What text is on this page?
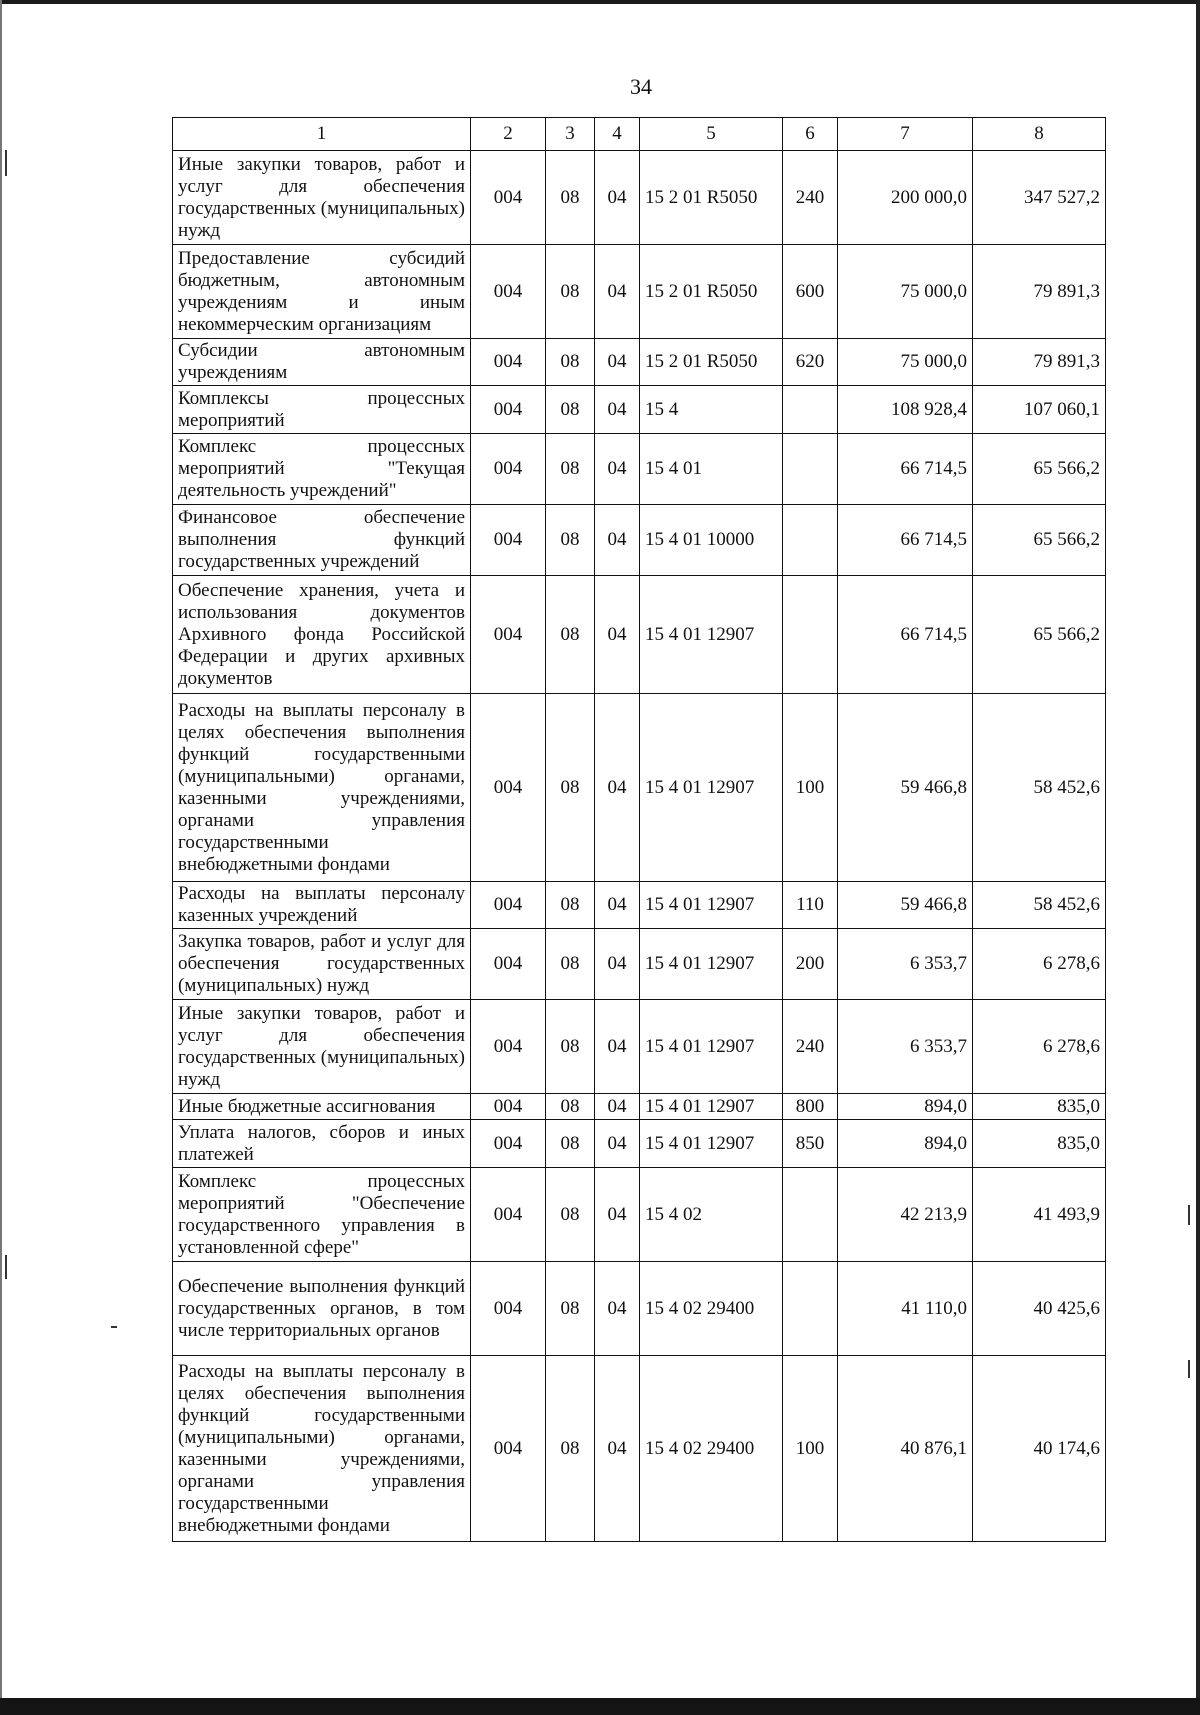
34
1	2	3	4	5	6	7	8
Иные закупки товаров, работ и услуг для обеспечения государственных (муниципальных) нужд	004	08	04	15 2 01 R5050	240	200 000,0	347 527,2
Предоставление субсидий бюджетным, автономным учреждениям и иным некоммерческим организациям	004	08	04	15 2 01 R5050	600	75 000,0	79 891,3
Субсидии автономным учреждениям	004	08	04	15 2 01 R5050	620	75 000,0	79 891,3
Комплексы процессных мероприятий	004	08	04	15 4		108 928,4	107 060,1
Комплекс процессных мероприятий "Текущая деятельность учреждений"	004	08	04	15 4 01		66 714,5	65 566,2
Финансовое обеспечение выполнения функций государственных учреждений	004	08	04	15 4 01 10000		66 714,5	65 566,2
Обеспечение хранения, учета и использования документов Архивного фонда Российской Федерации и других архивных документов	004	08	04	15 4 01 12907		66 714,5	65 566,2
Расходы на выплаты персоналу в целях обеспечения выполнения функций государственными (муниципальными) органами, казенными учреждениями, органами управления государственными внебюджетными фондами	004	08	04	15 4 01 12907	100	59 466,8	58 452,6
Расходы на выплаты персоналу казенных учреждений	004	08	04	15 4 01 12907	110	59 466,8	58 452,6
Закупка товаров, работ и услуг для обеспечения государственных (муниципальных) нужд	004	08	04	15 4 01 12907	200	6 353,7	6 278,6
Иные закупки товаров, работ и услуг для обеспечения государственных (муниципальных) нужд	004	08	04	15 4 01 12907	240	6 353,7	6 278,6
Иные бюджетные ассигнования	004	08	04	15 4 01 12907	800	894,0	835,0
Уплата налогов, сборов и иных платежей	004	08	04	15 4 01 12907	850	894,0	835,0
Комплекс процессных мероприятий "Обеспечение государственного управления в установленной сфере"	004	08	04	15 4 02		42 213,9	41 493,9
Обеспечение выполнения функций государственных органов, в том числе территориальных органов	004	08	04	15 4 02 29400		41 110,0	40 425,6
Расходы на выплаты персоналу в целях обеспечения выполнения функций государственными (муниципальными) органами, казенными учреждениями, органами управления государственными внебюджетными фондами	004	08	04	15 4 02 29400	100	40 876,1	40 174,6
....................
Your goal
Without including any pictures, reproduce the listing exactly.

Correct result
What text is on this page?
34
1	2	3	4	5	6	7	8
Иные закупки товаров, работ и услуг для обеспечения государственных (муниципальных) нужд	004	08	04	15 2 01 R5050	240	200 000,0	347 527,2
Предоставление субсидий бюджетным, автономным учреждениям и иным некоммерческим организациям	004	08	04	15 2 01 R5050	600	75 000,0	79 891,3
Субсидии автономным учреждениям	004	08	04	15 2 01 R5050	620	75 000,0	79 891,3
Комплексы процессных мероприятий	004	08	04	15 4		108 928,4	107 060,1
Комплекс процессных мероприятий "Текущая деятельность учреждений"	004	08	04	15 4 01		66 714,5	65 566,2
Финансовое обеспечение выполнения функций государственных учреждений	004	08	04	15 4 01 10000		66 714,5	65 566,2
Обеспечение хранения, учета и использования документов Архивного фонда Российской Федерации и других архивных документов	004	08	04	15 4 01 12907		66 714,5	65 566,2
Расходы на выплаты персоналу в целях обеспечения выполнения функций государственными (муниципальными) органами, казенными учреждениями, органами управления государственными внебюджетными фондами	004	08	04	15 4 01 12907	100	59 466,8	58 452,6
Расходы на выплаты персоналу казенных учреждений	004	08	04	15 4 01 12907	110	59 466,8	58 452,6
Закупка товаров, работ и услуг для обеспечения государственных (муниципальных) нужд	004	08	04	15 4 01 12907	200	6 353,7	6 278,6
Иные закупки товаров, работ и услуг для обеспечения государственных (муниципальных) нужд	004	08	04	15 4 01 12907	240	6 353,7	6 278,6
Иные бюджетные ассигнования	004	08	04	15 4 01 12907	800	894,0	835,0
Уплата налогов, сборов и иных платежей	004	08	04	15 4 01 12907	850	894,0	835,0
Комплекс процессных мероприятий "Обеспечение государственного управления в установленной сфере"	004	08	04	15 4 02		42 213,9	41 493,9
Обеспечение выполнения функций государственных органов, в том числе территориальных органов	004	08	04	15 4 02 29400		41 110,0	40 425,6
Расходы на выплаты персоналу в целях обеспечения выполнения функций государственными (муниципальными) органами, казенными учреждениями, органами управления государственными внебюджетными фондами	004	08	04	15 4 02 29400	100	40 876,1	40 174,6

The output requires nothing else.